- [TASK PROMPT]:
Write out the records that appear below, verbatim and complete, but without pictures.

-- BEGIN INFORMATION SUPPLIED --

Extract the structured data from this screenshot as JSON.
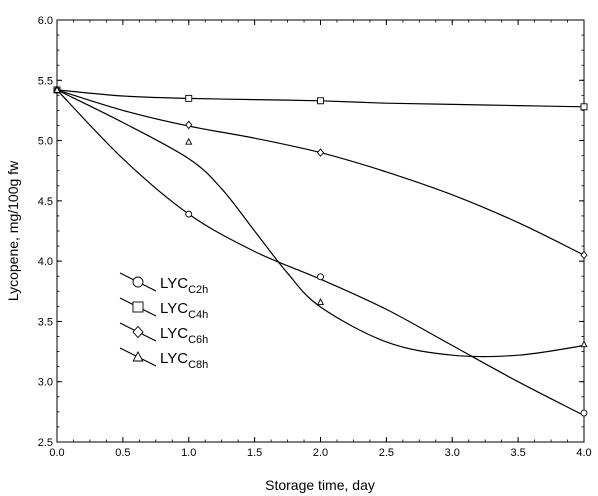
{
  "chart_data": {
    "type": "line",
    "xlabel": "Storage time, day",
    "ylabel": "Lycopene, mg/100g fw",
    "xlim": [
      0.0,
      4.0
    ],
    "ylim": [
      2.5,
      6.0
    ],
    "x_ticks": [
      "0.0",
      "0.5",
      "1.0",
      "1.5",
      "2.0",
      "2.5",
      "3.0",
      "3.5",
      "4.0"
    ],
    "y_ticks": [
      "2.5",
      "3.0",
      "3.5",
      "4.0",
      "4.5",
      "5.0",
      "5.5",
      "6.0"
    ],
    "grid": false,
    "legend_position": "lower-left",
    "series": [
      {
        "name": "LYC",
        "subscript": "C2h",
        "marker": "circle",
        "points": [
          [
            0,
            5.42
          ],
          [
            1,
            4.39
          ],
          [
            2,
            3.87
          ],
          [
            4,
            2.74
          ]
        ],
        "curve": [
          [
            0,
            5.42
          ],
          [
            0.5,
            4.85
          ],
          [
            1,
            4.39
          ],
          [
            1.5,
            4.08
          ],
          [
            2,
            3.85
          ],
          [
            2.5,
            3.6
          ],
          [
            3,
            3.3
          ],
          [
            3.5,
            3.0
          ],
          [
            4,
            2.72
          ]
        ]
      },
      {
        "name": "LYC",
        "subscript": "C4h",
        "marker": "square",
        "points": [
          [
            0,
            5.42
          ],
          [
            1,
            5.35
          ],
          [
            2,
            5.33
          ],
          [
            4,
            5.28
          ]
        ],
        "curve": [
          [
            0,
            5.42
          ],
          [
            0.5,
            5.37
          ],
          [
            1,
            5.35
          ],
          [
            1.5,
            5.34
          ],
          [
            2,
            5.33
          ],
          [
            2.5,
            5.31
          ],
          [
            3,
            5.3
          ],
          [
            3.5,
            5.29
          ],
          [
            4,
            5.28
          ]
        ]
      },
      {
        "name": "LYC",
        "subscript": "C6h",
        "marker": "diamond",
        "points": [
          [
            0,
            5.42
          ],
          [
            1,
            5.13
          ],
          [
            2,
            4.9
          ],
          [
            4,
            4.05
          ]
        ],
        "curve": [
          [
            0,
            5.42
          ],
          [
            0.5,
            5.25
          ],
          [
            1,
            5.12
          ],
          [
            1.5,
            5.02
          ],
          [
            2,
            4.9
          ],
          [
            2.5,
            4.74
          ],
          [
            3,
            4.55
          ],
          [
            3.5,
            4.32
          ],
          [
            4,
            4.05
          ]
        ]
      },
      {
        "name": "LYC",
        "subscript": "C8h",
        "marker": "triangle",
        "points": [
          [
            0,
            5.42
          ],
          [
            1,
            4.99
          ],
          [
            2,
            3.66
          ],
          [
            4,
            3.31
          ]
        ],
        "curve": [
          [
            0,
            5.42
          ],
          [
            0.5,
            5.15
          ],
          [
            1,
            4.85
          ],
          [
            1.25,
            4.6
          ],
          [
            1.5,
            4.25
          ],
          [
            1.75,
            3.9
          ],
          [
            2,
            3.62
          ],
          [
            2.5,
            3.33
          ],
          [
            3,
            3.22
          ],
          [
            3.5,
            3.22
          ],
          [
            4,
            3.3
          ]
        ]
      }
    ]
  }
}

-- END INFORMATION SUPPLIED --

- [ANSWER TO THIS TASK]:
Extract the structured data from this screenshot as JSON.
{
  "chart_data": {
    "type": "line",
    "xlabel": "Storage time, day",
    "ylabel": "Lycopene, mg/100g fw",
    "xlim": [
      0.0,
      4.0
    ],
    "ylim": [
      2.5,
      6.0
    ],
    "x_ticks": [
      "0.0",
      "0.5",
      "1.0",
      "1.5",
      "2.0",
      "2.5",
      "3.0",
      "3.5",
      "4.0"
    ],
    "y_ticks": [
      "2.5",
      "3.0",
      "3.5",
      "4.0",
      "4.5",
      "5.0",
      "5.5",
      "6.0"
    ],
    "grid": false,
    "legend_position": "lower-left",
    "series": [
      {
        "name": "LYC",
        "subscript": "C2h",
        "marker": "circle",
        "points": [
          [
            0,
            5.42
          ],
          [
            1,
            4.39
          ],
          [
            2,
            3.87
          ],
          [
            4,
            2.74
          ]
        ],
        "curve": [
          [
            0,
            5.42
          ],
          [
            0.5,
            4.85
          ],
          [
            1,
            4.39
          ],
          [
            1.5,
            4.08
          ],
          [
            2,
            3.85
          ],
          [
            2.5,
            3.6
          ],
          [
            3,
            3.3
          ],
          [
            3.5,
            3.0
          ],
          [
            4,
            2.72
          ]
        ]
      },
      {
        "name": "LYC",
        "subscript": "C4h",
        "marker": "square",
        "points": [
          [
            0,
            5.42
          ],
          [
            1,
            5.35
          ],
          [
            2,
            5.33
          ],
          [
            4,
            5.28
          ]
        ],
        "curve": [
          [
            0,
            5.42
          ],
          [
            0.5,
            5.37
          ],
          [
            1,
            5.35
          ],
          [
            1.5,
            5.34
          ],
          [
            2,
            5.33
          ],
          [
            2.5,
            5.31
          ],
          [
            3,
            5.3
          ],
          [
            3.5,
            5.29
          ],
          [
            4,
            5.28
          ]
        ]
      },
      {
        "name": "LYC",
        "subscript": "C6h",
        "marker": "diamond",
        "points": [
          [
            0,
            5.42
          ],
          [
            1,
            5.13
          ],
          [
            2,
            4.9
          ],
          [
            4,
            4.05
          ]
        ],
        "curve": [
          [
            0,
            5.42
          ],
          [
            0.5,
            5.25
          ],
          [
            1,
            5.12
          ],
          [
            1.5,
            5.02
          ],
          [
            2,
            4.9
          ],
          [
            2.5,
            4.74
          ],
          [
            3,
            4.55
          ],
          [
            3.5,
            4.32
          ],
          [
            4,
            4.05
          ]
        ]
      },
      {
        "name": "LYC",
        "subscript": "C8h",
        "marker": "triangle",
        "points": [
          [
            0,
            5.42
          ],
          [
            1,
            4.99
          ],
          [
            2,
            3.66
          ],
          [
            4,
            3.31
          ]
        ],
        "curve": [
          [
            0,
            5.42
          ],
          [
            0.5,
            5.15
          ],
          [
            1,
            4.85
          ],
          [
            1.25,
            4.6
          ],
          [
            1.5,
            4.25
          ],
          [
            1.75,
            3.9
          ],
          [
            2,
            3.62
          ],
          [
            2.5,
            3.33
          ],
          [
            3,
            3.22
          ],
          [
            3.5,
            3.22
          ],
          [
            4,
            3.3
          ]
        ]
      }
    ]
  }
}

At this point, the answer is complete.